▸ The exercise:
Each entry here needs to be set down again exactly, please; pictures are left out.

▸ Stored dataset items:

────────────────────────────────────────

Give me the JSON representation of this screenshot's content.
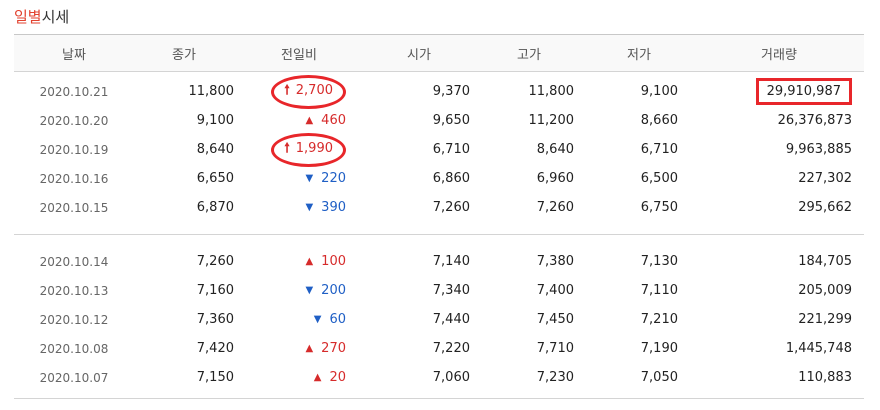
{
  "title": {
    "accent": "일별",
    "rest": "시세"
  },
  "columns": [
    "날짜",
    "종가",
    "전일비",
    "시가",
    "고가",
    "저가",
    "거래량"
  ],
  "colors": {
    "up": "#d62b2b",
    "down": "#1f5fc5",
    "highlight": "#e8262a",
    "accent": "#e2422f"
  },
  "group1": [
    {
      "date": "2020.10.21",
      "close": "11,800",
      "dir": "up",
      "arrow": "🠕",
      "change": "2,700",
      "open": "9,370",
      "high": "11,800",
      "low": "9,100",
      "volume": "29,910,987"
    },
    {
      "date": "2020.10.20",
      "close": "9,100",
      "dir": "up",
      "arrow": "▲",
      "change": "460",
      "open": "9,650",
      "high": "11,200",
      "low": "8,660",
      "volume": "26,376,873"
    },
    {
      "date": "2020.10.19",
      "close": "8,640",
      "dir": "up",
      "arrow": "🠕",
      "change": "1,990",
      "open": "6,710",
      "high": "8,640",
      "low": "6,710",
      "volume": "9,963,885"
    },
    {
      "date": "2020.10.16",
      "close": "6,650",
      "dir": "down",
      "arrow": "▼",
      "change": "220",
      "open": "6,860",
      "high": "6,960",
      "low": "6,500",
      "volume": "227,302"
    },
    {
      "date": "2020.10.15",
      "close": "6,870",
      "dir": "down",
      "arrow": "▼",
      "change": "390",
      "open": "7,260",
      "high": "7,260",
      "low": "6,750",
      "volume": "295,662"
    }
  ],
  "group2": [
    {
      "date": "2020.10.14",
      "close": "7,260",
      "dir": "up",
      "arrow": "▲",
      "change": "100",
      "open": "7,140",
      "high": "7,380",
      "low": "7,130",
      "volume": "184,705"
    },
    {
      "date": "2020.10.13",
      "close": "7,160",
      "dir": "down",
      "arrow": "▼",
      "change": "200",
      "open": "7,340",
      "high": "7,400",
      "low": "7,110",
      "volume": "205,009"
    },
    {
      "date": "2020.10.12",
      "close": "7,360",
      "dir": "down",
      "arrow": "▼",
      "change": "60",
      "open": "7,440",
      "high": "7,450",
      "low": "7,210",
      "volume": "221,299"
    },
    {
      "date": "2020.10.08",
      "close": "7,420",
      "dir": "up",
      "arrow": "▲",
      "change": "270",
      "open": "7,220",
      "high": "7,710",
      "low": "7,190",
      "volume": "1,445,748"
    },
    {
      "date": "2020.10.07",
      "close": "7,150",
      "dir": "up",
      "arrow": "▲",
      "change": "20",
      "open": "7,060",
      "high": "7,230",
      "low": "7,050",
      "volume": "110,883"
    }
  ]
}
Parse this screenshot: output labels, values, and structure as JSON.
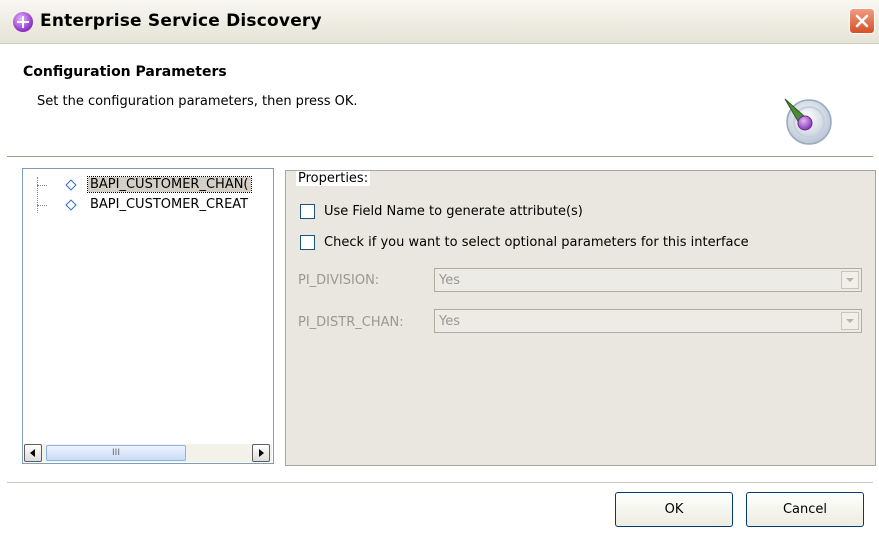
{
  "window": {
    "title": "Enterprise Service Discovery",
    "icon": "enterprise-discovery-icon",
    "close_icon": "close-icon"
  },
  "header": {
    "title": "Configuration Parameters",
    "description": "Set the configuration parameters, then press OK.",
    "icon": "wizard-icon"
  },
  "tree": {
    "items": [
      {
        "label": "BAPI_CUSTOMER_CHAN(",
        "selected": true,
        "icon": "interface-icon"
      },
      {
        "label": "BAPI_CUSTOMER_CREAT",
        "selected": false,
        "icon": "interface-icon"
      }
    ],
    "scrollbar_grip": "III"
  },
  "properties": {
    "legend": "Properties:",
    "checkboxes": [
      {
        "label": "Use Field Name to generate attribute(s)",
        "checked": false
      },
      {
        "label": "Check if you want to select optional parameters for this interface",
        "checked": false
      }
    ],
    "fields": [
      {
        "label": "PI_DIVISION:",
        "value": "Yes",
        "enabled": false
      },
      {
        "label": "PI_DISTR_CHAN:",
        "value": "Yes",
        "enabled": false
      }
    ]
  },
  "buttons": {
    "ok": "OK",
    "cancel": "Cancel"
  }
}
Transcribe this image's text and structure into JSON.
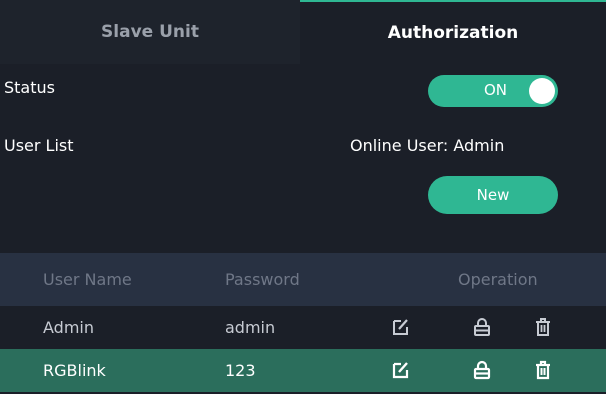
{
  "tabs": [
    {
      "label": "Slave Unit",
      "active": false
    },
    {
      "label": "Authorization",
      "active": true
    }
  ],
  "status": {
    "label": "Status",
    "toggle_text": "ON",
    "toggle_on": true
  },
  "user_list": {
    "label": "User List",
    "online_user": "Online User: Admin",
    "new_button": "New"
  },
  "table": {
    "columns": [
      "User Name",
      "Password",
      "Operation"
    ],
    "rows": [
      {
        "user": "Admin",
        "password": "admin",
        "selected": false
      },
      {
        "user": "RGBlink",
        "password": "123",
        "selected": true
      }
    ],
    "row_icons": [
      "edit-icon",
      "lock-icon",
      "trash-icon"
    ]
  },
  "colors": {
    "accent": "#2fb793",
    "background": "#1b1f28",
    "header": "#283142",
    "selected_row": "#2b6e5c"
  }
}
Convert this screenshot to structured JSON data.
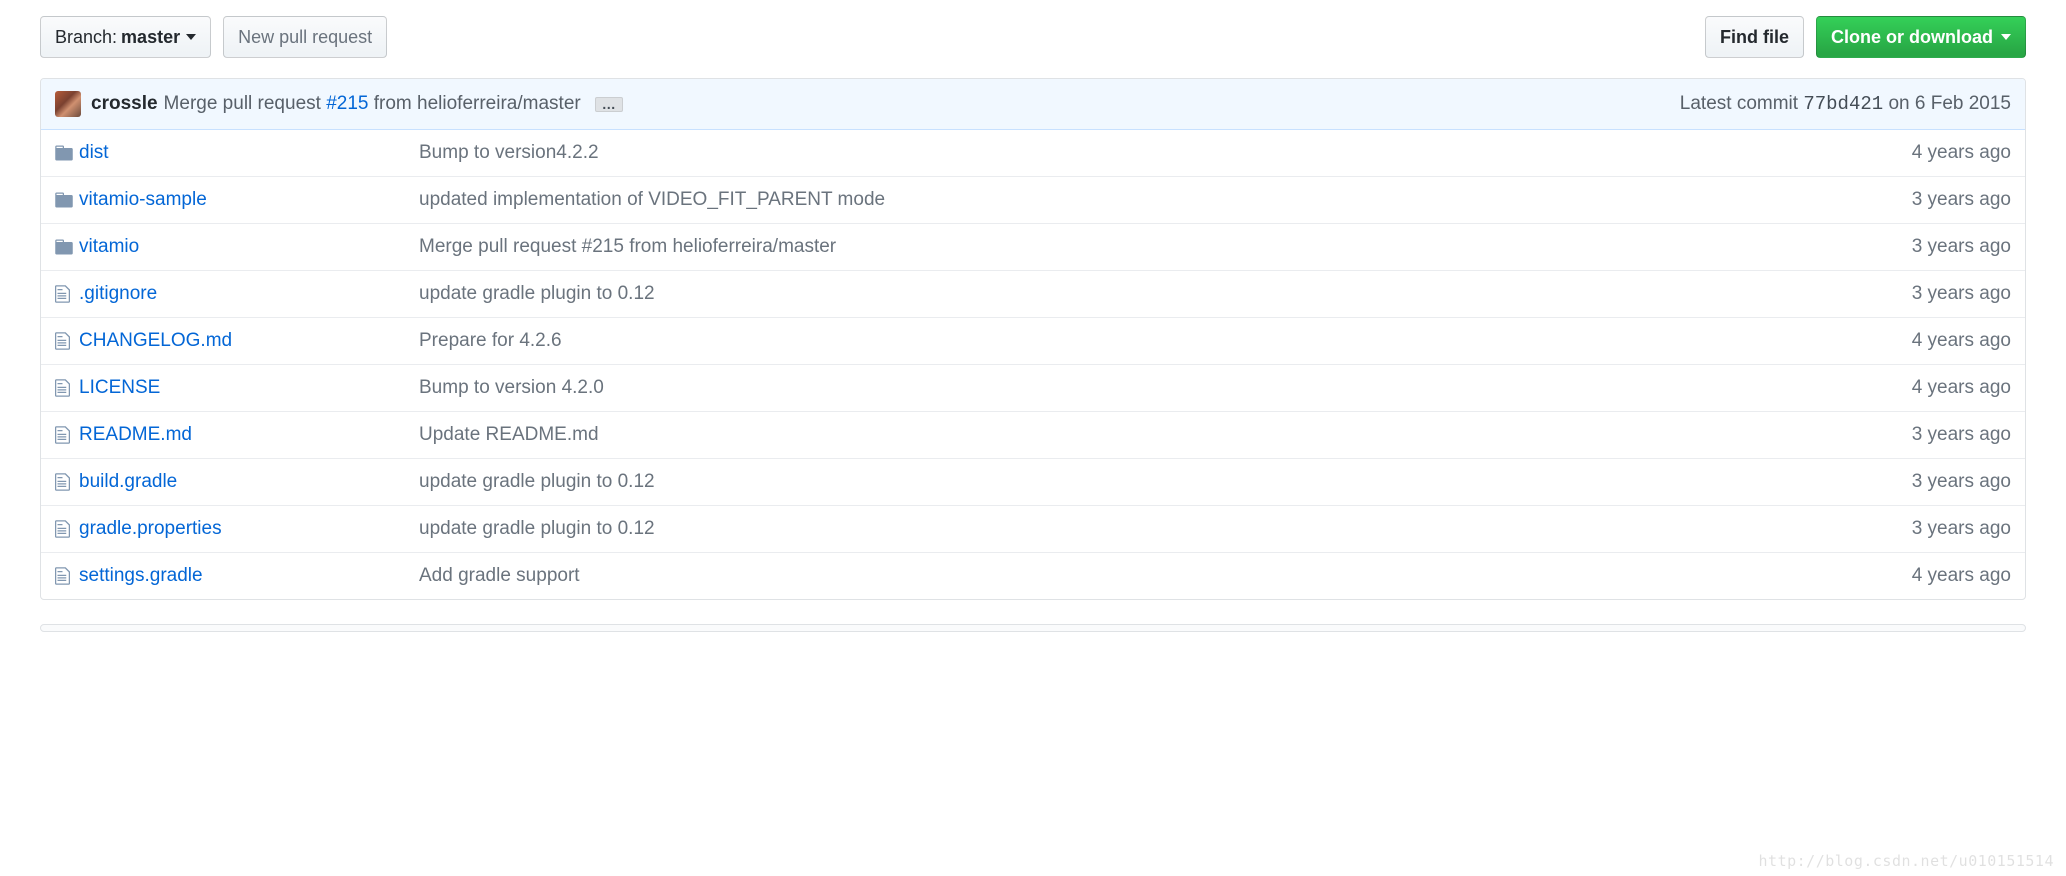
{
  "toolbar": {
    "branch_prefix": "Branch:",
    "branch_name": "master",
    "new_pr": "New pull request",
    "find_file": "Find file",
    "clone": "Clone or download"
  },
  "commit_tease": {
    "author": "crossle",
    "msg_prefix": "Merge pull request ",
    "pr_link": "#215",
    "msg_suffix": " from helioferreira/master",
    "ellipsis": "…",
    "latest_label": "Latest commit ",
    "sha": "77bd421",
    "date": " on 6 Feb 2015"
  },
  "files": [
    {
      "type": "folder",
      "name": "dist",
      "message": "Bump to version4.2.2",
      "age": "4 years ago"
    },
    {
      "type": "folder",
      "name": "vitamio-sample",
      "message": "updated implementation of VIDEO_FIT_PARENT mode",
      "age": "3 years ago"
    },
    {
      "type": "folder",
      "name": "vitamio",
      "message": "Merge pull request #215 from helioferreira/master",
      "age": "3 years ago"
    },
    {
      "type": "file",
      "name": ".gitignore",
      "message": "update gradle plugin to 0.12",
      "age": "3 years ago"
    },
    {
      "type": "file",
      "name": "CHANGELOG.md",
      "message": "Prepare for 4.2.6",
      "age": "4 years ago"
    },
    {
      "type": "file",
      "name": "LICENSE",
      "message": "Bump to version 4.2.0",
      "age": "4 years ago"
    },
    {
      "type": "file",
      "name": "README.md",
      "message": "Update README.md",
      "age": "3 years ago"
    },
    {
      "type": "file",
      "name": "build.gradle",
      "message": "update gradle plugin to 0.12",
      "age": "3 years ago"
    },
    {
      "type": "file",
      "name": "gradle.properties",
      "message": "update gradle plugin to 0.12",
      "age": "3 years ago"
    },
    {
      "type": "file",
      "name": "settings.gradle",
      "message": "Add gradle support",
      "age": "4 years ago"
    }
  ],
  "watermark": "http://blog.csdn.net/u010151514"
}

────────────────────────────────────────

▸ Finished exercise:
Give me the JSON representation of this screenshot's content.
{
  "title": {
    "accent": "일별",
    "rest": "시세"
  },
  "columns": [
    "날짜",
    "종가",
    "전일비",
    "시가",
    "고가",
    "저가",
    "거래량"
  ],
  "colors": {
    "up": "#d62b2b",
    "down": "#1f5fc5",
    "highlight": "#e8262a",
    "accent": "#e2422f"
  },
  "group1": [
    {
      "date": "2020.10.21",
      "close": "11,800",
      "dir": "up",
      "arrow": "🠕",
      "change": "2,700",
      "open": "9,370",
      "high": "11,800",
      "low": "9,100",
      "volume": "29,910,987"
    },
    {
      "date": "2020.10.20",
      "close": "9,100",
      "dir": "up",
      "arrow": "▲",
      "change": "460",
      "open": "9,650",
      "high": "11,200",
      "low": "8,660",
      "volume": "26,376,873"
    },
    {
      "date": "2020.10.19",
      "close": "8,640",
      "dir": "up",
      "arrow": "🠕",
      "change": "1,990",
      "open": "6,710",
      "high": "8,640",
      "low": "6,710",
      "volume": "9,963,885"
    },
    {
      "date": "2020.10.16",
      "close": "6,650",
      "dir": "down",
      "arrow": "▼",
      "change": "220",
      "open": "6,860",
      "high": "6,960",
      "low": "6,500",
      "volume": "227,302"
    },
    {
      "date": "2020.10.15",
      "close": "6,870",
      "dir": "down",
      "arrow": "▼",
      "change": "390",
      "open": "7,260",
      "high": "7,260",
      "low": "6,750",
      "volume": "295,662"
    }
  ],
  "group2": [
    {
      "date": "2020.10.14",
      "close": "7,260",
      "dir": "up",
      "arrow": "▲",
      "change": "100",
      "open": "7,140",
      "high": "7,380",
      "low": "7,130",
      "volume": "184,705"
    },
    {
      "date": "2020.10.13",
      "close": "7,160",
      "dir": "down",
      "arrow": "▼",
      "change": "200",
      "open": "7,340",
      "high": "7,400",
      "low": "7,110",
      "volume": "205,009"
    },
    {
      "date": "2020.10.12",
      "close": "7,360",
      "dir": "down",
      "arrow": "▼",
      "change": "60",
      "open": "7,440",
      "high": "7,450",
      "low": "7,210",
      "volume": "221,299"
    },
    {
      "date": "2020.10.08",
      "close": "7,420",
      "dir": "up",
      "arrow": "▲",
      "change": "270",
      "open": "7,220",
      "high": "7,710",
      "low": "7,190",
      "volume": "1,445,748"
    },
    {
      "date": "2020.10.07",
      "close": "7,150",
      "dir": "up",
      "arrow": "▲",
      "change": "20",
      "open": "7,060",
      "high": "7,230",
      "low": "7,050",
      "volume": "110,883"
    }
  ]
}
Parse this screenshot: output labels, values, and structure as JSON.
{
  "window": {
    "title": "Enterprise Service Discovery",
    "icon": "enterprise-discovery-icon",
    "close_icon": "close-icon"
  },
  "header": {
    "title": "Configuration Parameters",
    "description": "Set the configuration parameters, then press OK.",
    "icon": "wizard-icon"
  },
  "tree": {
    "items": [
      {
        "label": "BAPI_CUSTOMER_CHAN(",
        "selected": true,
        "icon": "interface-icon"
      },
      {
        "label": "BAPI_CUSTOMER_CREAT",
        "selected": false,
        "icon": "interface-icon"
      }
    ],
    "scrollbar_grip": "III"
  },
  "properties": {
    "legend": "Properties:",
    "checkboxes": [
      {
        "label": "Use Field Name to generate attribute(s)",
        "checked": false
      },
      {
        "label": "Check if you want to select optional parameters for this interface",
        "checked": false
      }
    ],
    "fields": [
      {
        "label": "PI_DIVISION:",
        "value": "Yes",
        "enabled": false
      },
      {
        "label": "PI_DISTR_CHAN:",
        "value": "Yes",
        "enabled": false
      }
    ]
  },
  "buttons": {
    "ok": "OK",
    "cancel": "Cancel"
  }
}
Transcribe this image's text and structure into JSON.
{
  "tabs": [
    {
      "label": "Slave Unit",
      "active": false
    },
    {
      "label": "Authorization",
      "active": true
    }
  ],
  "status": {
    "label": "Status",
    "toggle_text": "ON",
    "toggle_on": true
  },
  "user_list": {
    "label": "User List",
    "online_user": "Online User: Admin",
    "new_button": "New"
  },
  "table": {
    "columns": [
      "User Name",
      "Password",
      "Operation"
    ],
    "rows": [
      {
        "user": "Admin",
        "password": "admin",
        "selected": false
      },
      {
        "user": "RGBlink",
        "password": "123",
        "selected": true
      }
    ],
    "row_icons": [
      "edit-icon",
      "lock-icon",
      "trash-icon"
    ]
  },
  "colors": {
    "accent": "#2fb793",
    "background": "#1b1f28",
    "header": "#283142",
    "selected_row": "#2b6e5c"
  }
}
Convert this screenshot to structured JSON data.
{
  "toolbar": {
    "branch_prefix": "Branch:",
    "branch_name": "master",
    "new_pr": "New pull request",
    "find_file": "Find file",
    "clone": "Clone or download"
  },
  "commit_tease": {
    "author": "crossle",
    "msg_prefix": "Merge pull request ",
    "pr_link": "#215",
    "msg_suffix": " from helioferreira/master",
    "ellipsis": "…",
    "latest_label": "Latest commit ",
    "sha": "77bd421",
    "date": " on 6 Feb 2015"
  },
  "files": [
    {
      "type": "folder",
      "name": "dist",
      "message": "Bump to version4.2.2",
      "age": "4 years ago"
    },
    {
      "type": "folder",
      "name": "vitamio-sample",
      "message": "updated implementation of VIDEO_FIT_PARENT mode",
      "age": "3 years ago"
    },
    {
      "type": "folder",
      "name": "vitamio",
      "message": "Merge pull request #215 from helioferreira/master",
      "age": "3 years ago"
    },
    {
      "type": "file",
      "name": ".gitignore",
      "message": "update gradle plugin to 0.12",
      "age": "3 years ago"
    },
    {
      "type": "file",
      "name": "CHANGELOG.md",
      "message": "Prepare for 4.2.6",
      "age": "4 years ago"
    },
    {
      "type": "file",
      "name": "LICENSE",
      "message": "Bump to version 4.2.0",
      "age": "4 years ago"
    },
    {
      "type": "file",
      "name": "README.md",
      "message": "Update README.md",
      "age": "3 years ago"
    },
    {
      "type": "file",
      "name": "build.gradle",
      "message": "update gradle plugin to 0.12",
      "age": "3 years ago"
    },
    {
      "type": "file",
      "name": "gradle.properties",
      "message": "update gradle plugin to 0.12",
      "age": "3 years ago"
    },
    {
      "type": "file",
      "name": "settings.gradle",
      "message": "Add gradle support",
      "age": "4 years ago"
    }
  ],
  "watermark": "http://blog.csdn.net/u010151514"
}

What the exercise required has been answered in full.